● **Requirements**
Gather all lines with the word "content" in them.

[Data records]

□ □ □

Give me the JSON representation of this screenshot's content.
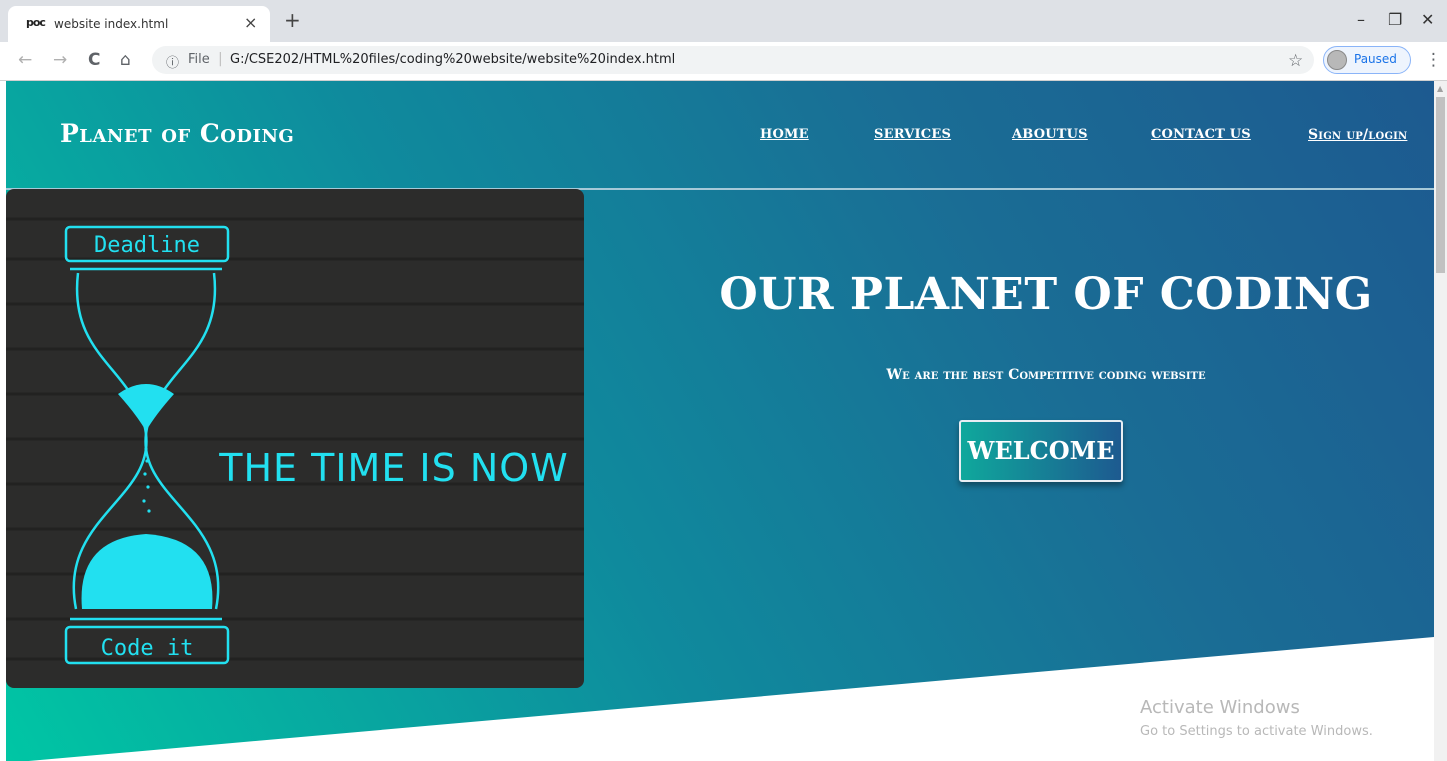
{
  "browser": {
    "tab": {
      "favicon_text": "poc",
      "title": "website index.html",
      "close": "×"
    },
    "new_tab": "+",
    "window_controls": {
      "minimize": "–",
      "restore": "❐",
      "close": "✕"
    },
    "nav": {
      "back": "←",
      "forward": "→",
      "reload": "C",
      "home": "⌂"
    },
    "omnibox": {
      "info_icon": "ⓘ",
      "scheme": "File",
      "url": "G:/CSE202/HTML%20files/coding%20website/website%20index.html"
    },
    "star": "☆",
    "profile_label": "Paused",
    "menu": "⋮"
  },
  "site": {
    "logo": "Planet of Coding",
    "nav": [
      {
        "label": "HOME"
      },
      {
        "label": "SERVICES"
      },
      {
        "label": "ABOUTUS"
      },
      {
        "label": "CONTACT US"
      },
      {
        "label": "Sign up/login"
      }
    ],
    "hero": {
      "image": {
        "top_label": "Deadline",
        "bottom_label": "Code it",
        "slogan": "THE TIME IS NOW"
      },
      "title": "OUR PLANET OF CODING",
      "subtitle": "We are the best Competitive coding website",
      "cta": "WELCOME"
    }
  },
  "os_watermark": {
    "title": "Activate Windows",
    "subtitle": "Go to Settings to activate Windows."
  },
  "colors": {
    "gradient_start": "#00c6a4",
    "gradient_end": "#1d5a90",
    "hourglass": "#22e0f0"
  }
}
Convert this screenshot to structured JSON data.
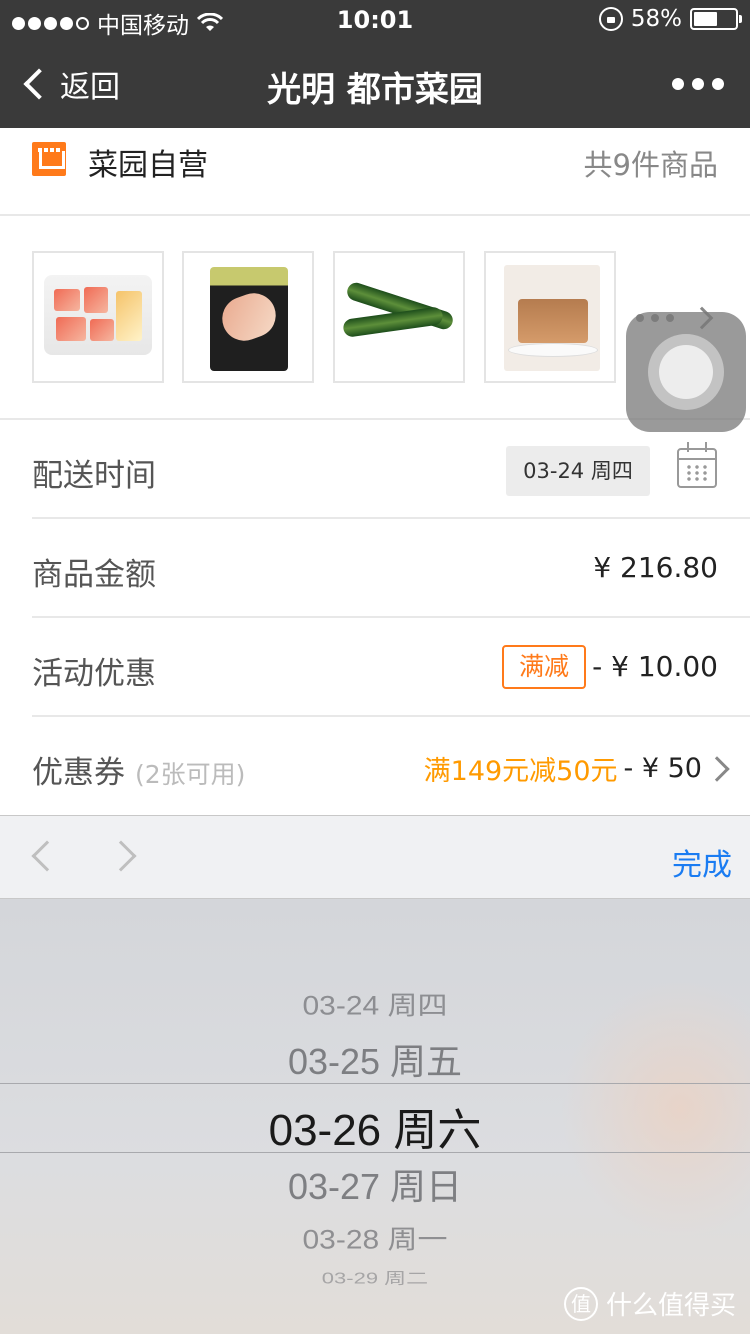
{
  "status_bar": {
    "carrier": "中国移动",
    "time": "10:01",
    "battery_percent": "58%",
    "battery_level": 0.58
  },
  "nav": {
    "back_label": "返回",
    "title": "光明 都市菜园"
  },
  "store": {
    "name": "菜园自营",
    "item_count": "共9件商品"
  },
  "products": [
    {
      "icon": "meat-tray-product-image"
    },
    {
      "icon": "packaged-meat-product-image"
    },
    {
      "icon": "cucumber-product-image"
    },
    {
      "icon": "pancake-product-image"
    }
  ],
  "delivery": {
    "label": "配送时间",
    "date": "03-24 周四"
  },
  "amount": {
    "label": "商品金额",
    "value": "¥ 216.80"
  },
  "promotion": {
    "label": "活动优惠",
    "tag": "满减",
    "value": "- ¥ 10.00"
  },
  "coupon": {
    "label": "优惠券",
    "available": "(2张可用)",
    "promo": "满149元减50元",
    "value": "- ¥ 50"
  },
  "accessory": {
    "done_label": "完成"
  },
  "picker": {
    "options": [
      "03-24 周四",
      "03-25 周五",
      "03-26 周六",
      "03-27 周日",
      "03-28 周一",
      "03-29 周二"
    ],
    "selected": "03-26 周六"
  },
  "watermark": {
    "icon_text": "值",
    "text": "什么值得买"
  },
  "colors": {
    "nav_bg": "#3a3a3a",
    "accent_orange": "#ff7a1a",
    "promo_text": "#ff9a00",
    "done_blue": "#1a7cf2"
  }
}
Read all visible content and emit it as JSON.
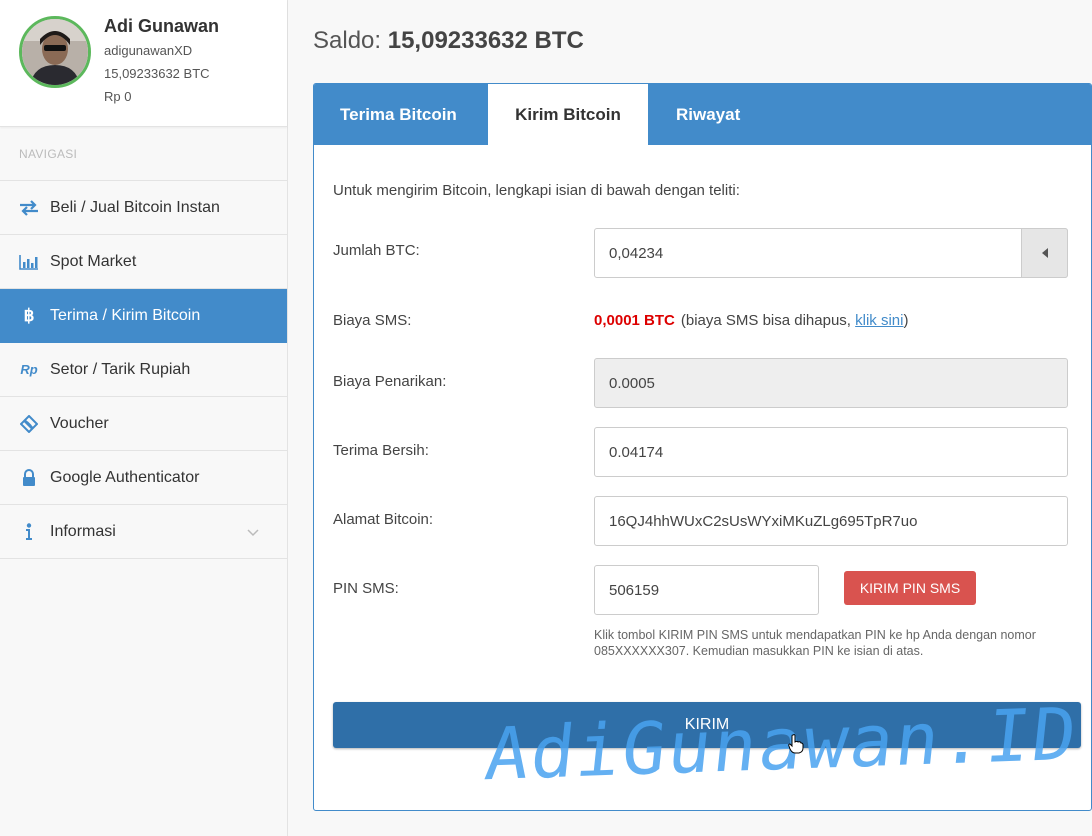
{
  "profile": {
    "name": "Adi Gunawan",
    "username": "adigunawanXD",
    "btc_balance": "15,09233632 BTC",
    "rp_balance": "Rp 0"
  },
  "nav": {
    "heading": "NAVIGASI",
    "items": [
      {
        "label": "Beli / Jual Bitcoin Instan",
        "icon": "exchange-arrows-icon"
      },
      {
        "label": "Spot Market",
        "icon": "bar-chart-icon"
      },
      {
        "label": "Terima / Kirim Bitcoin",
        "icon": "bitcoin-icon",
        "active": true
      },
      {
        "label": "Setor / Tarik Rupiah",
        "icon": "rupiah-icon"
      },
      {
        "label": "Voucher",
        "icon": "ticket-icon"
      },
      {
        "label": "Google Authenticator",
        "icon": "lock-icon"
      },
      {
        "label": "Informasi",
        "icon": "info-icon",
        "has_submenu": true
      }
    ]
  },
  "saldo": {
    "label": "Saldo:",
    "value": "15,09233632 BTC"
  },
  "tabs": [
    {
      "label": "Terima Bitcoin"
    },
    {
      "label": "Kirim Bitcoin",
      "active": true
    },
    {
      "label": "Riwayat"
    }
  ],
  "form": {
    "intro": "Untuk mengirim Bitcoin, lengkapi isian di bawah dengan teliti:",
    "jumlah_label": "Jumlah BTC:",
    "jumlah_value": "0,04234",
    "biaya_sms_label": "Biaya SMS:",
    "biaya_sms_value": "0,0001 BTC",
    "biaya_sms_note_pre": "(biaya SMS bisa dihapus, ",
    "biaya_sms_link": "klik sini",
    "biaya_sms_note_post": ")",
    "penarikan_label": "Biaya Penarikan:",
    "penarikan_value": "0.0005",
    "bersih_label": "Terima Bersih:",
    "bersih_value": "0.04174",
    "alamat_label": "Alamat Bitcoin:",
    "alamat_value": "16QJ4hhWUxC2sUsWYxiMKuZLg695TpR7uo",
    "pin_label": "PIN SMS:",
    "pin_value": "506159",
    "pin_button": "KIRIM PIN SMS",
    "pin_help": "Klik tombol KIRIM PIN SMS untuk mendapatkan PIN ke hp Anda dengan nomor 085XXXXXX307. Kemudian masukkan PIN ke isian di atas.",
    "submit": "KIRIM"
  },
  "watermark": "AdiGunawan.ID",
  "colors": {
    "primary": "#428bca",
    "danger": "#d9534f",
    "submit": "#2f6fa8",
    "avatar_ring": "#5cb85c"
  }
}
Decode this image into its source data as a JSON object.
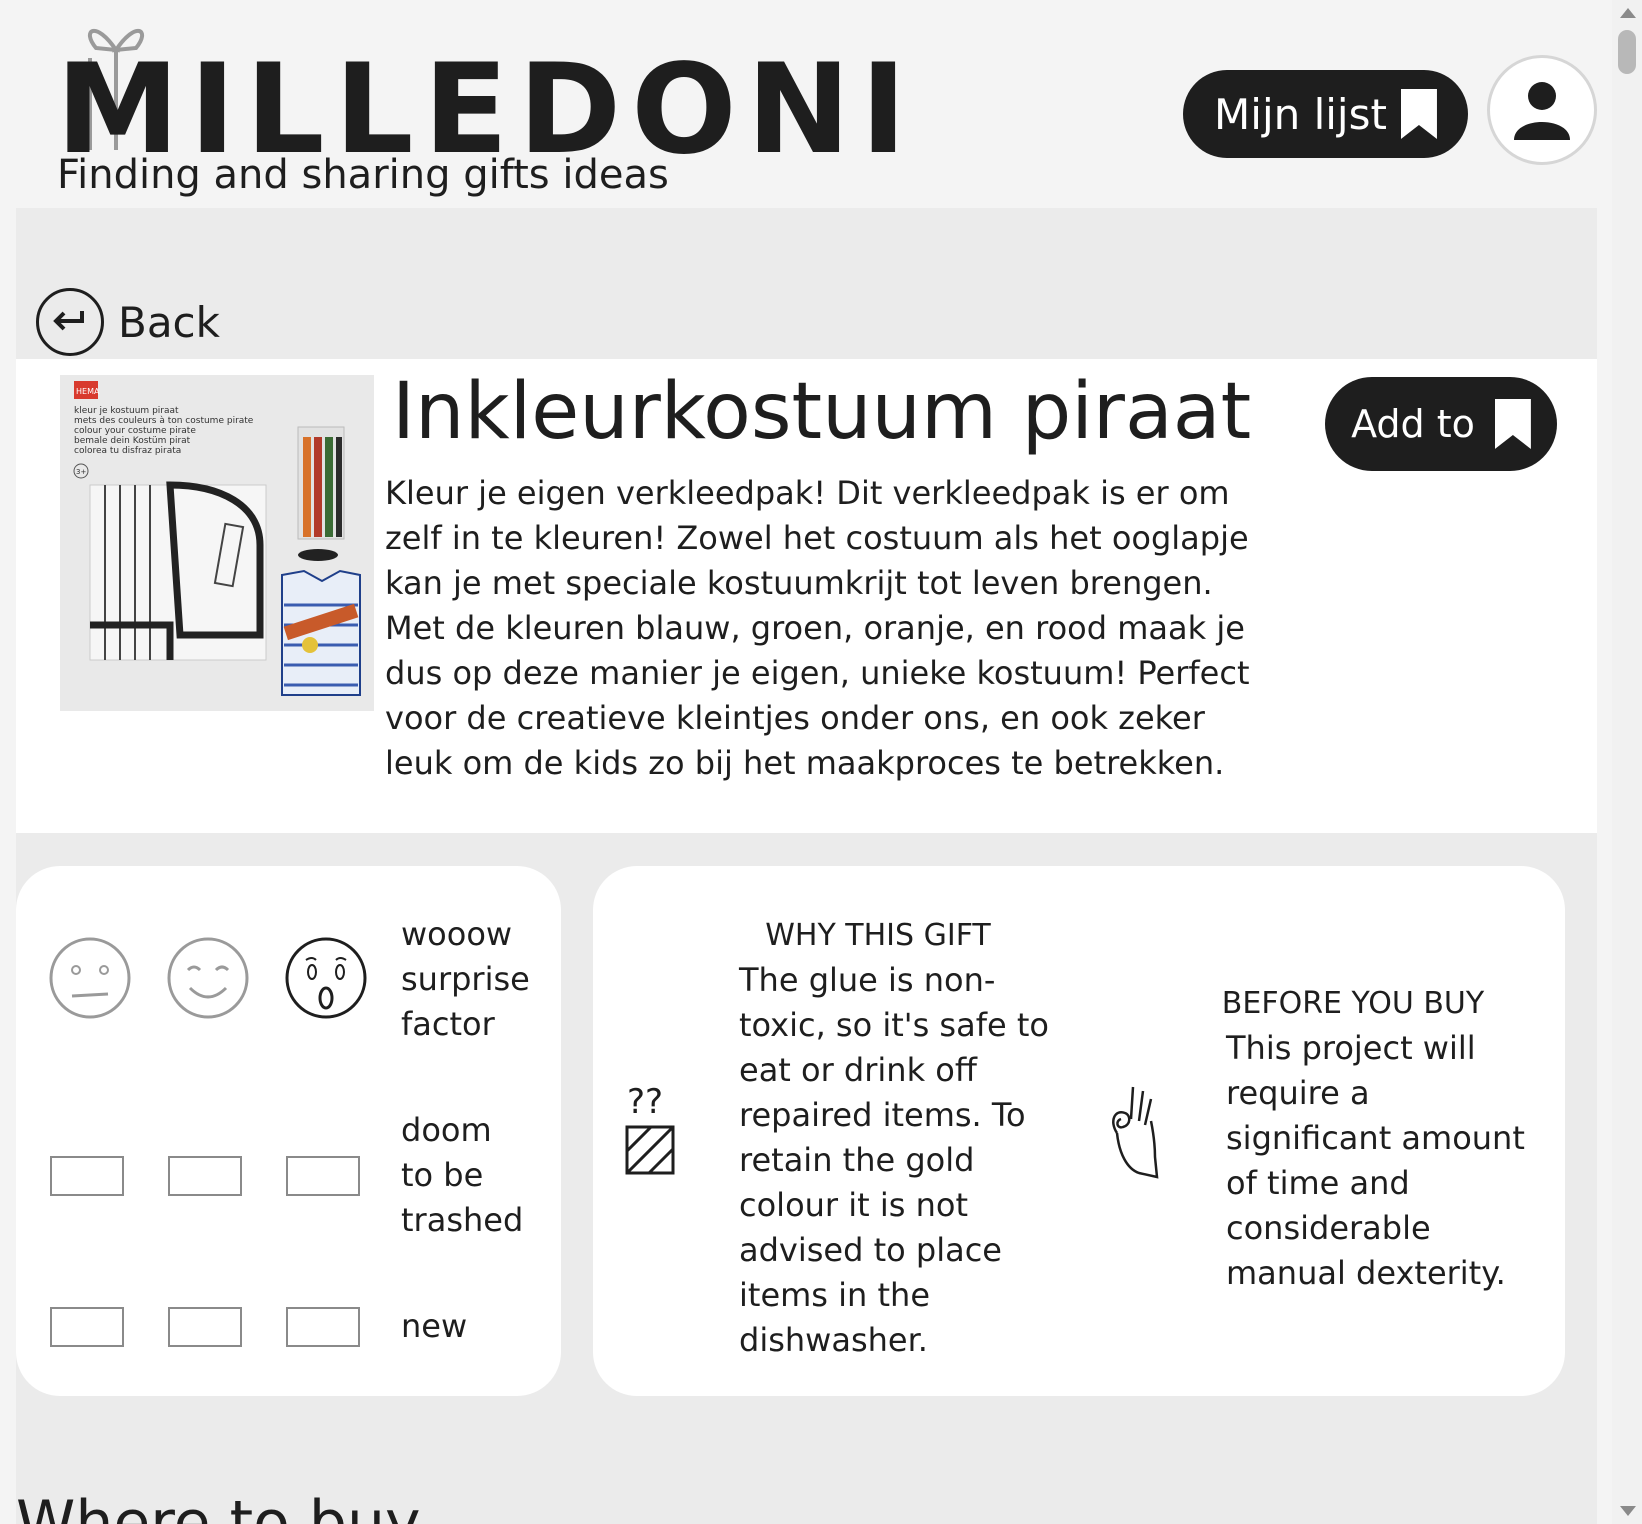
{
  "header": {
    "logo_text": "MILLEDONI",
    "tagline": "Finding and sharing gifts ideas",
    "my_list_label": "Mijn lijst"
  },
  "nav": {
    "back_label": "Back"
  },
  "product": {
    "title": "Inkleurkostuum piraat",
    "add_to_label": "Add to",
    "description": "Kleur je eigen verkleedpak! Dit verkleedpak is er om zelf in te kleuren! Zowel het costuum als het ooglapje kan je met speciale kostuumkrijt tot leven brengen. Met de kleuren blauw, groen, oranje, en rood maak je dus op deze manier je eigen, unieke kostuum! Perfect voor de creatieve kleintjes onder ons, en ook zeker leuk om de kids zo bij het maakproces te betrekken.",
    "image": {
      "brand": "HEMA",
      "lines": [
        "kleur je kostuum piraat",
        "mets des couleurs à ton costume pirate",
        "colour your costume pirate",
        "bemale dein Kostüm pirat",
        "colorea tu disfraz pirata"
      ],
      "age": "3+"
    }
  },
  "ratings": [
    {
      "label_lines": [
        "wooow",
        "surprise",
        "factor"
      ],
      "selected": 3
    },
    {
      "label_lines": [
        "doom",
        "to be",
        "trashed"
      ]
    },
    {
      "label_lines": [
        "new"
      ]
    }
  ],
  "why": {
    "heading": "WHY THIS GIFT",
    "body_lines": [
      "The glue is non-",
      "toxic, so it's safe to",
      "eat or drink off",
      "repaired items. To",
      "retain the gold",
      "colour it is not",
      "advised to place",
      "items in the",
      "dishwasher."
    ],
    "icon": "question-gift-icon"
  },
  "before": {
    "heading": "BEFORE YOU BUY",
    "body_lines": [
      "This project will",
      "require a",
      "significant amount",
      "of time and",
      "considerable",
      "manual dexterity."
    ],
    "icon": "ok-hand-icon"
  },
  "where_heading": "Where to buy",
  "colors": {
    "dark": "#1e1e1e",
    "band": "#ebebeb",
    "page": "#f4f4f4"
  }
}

□ □ □

● **Exercise result**
Give me the JSON representation of this screenshot's content.
Read all visible content and emit it as JSON.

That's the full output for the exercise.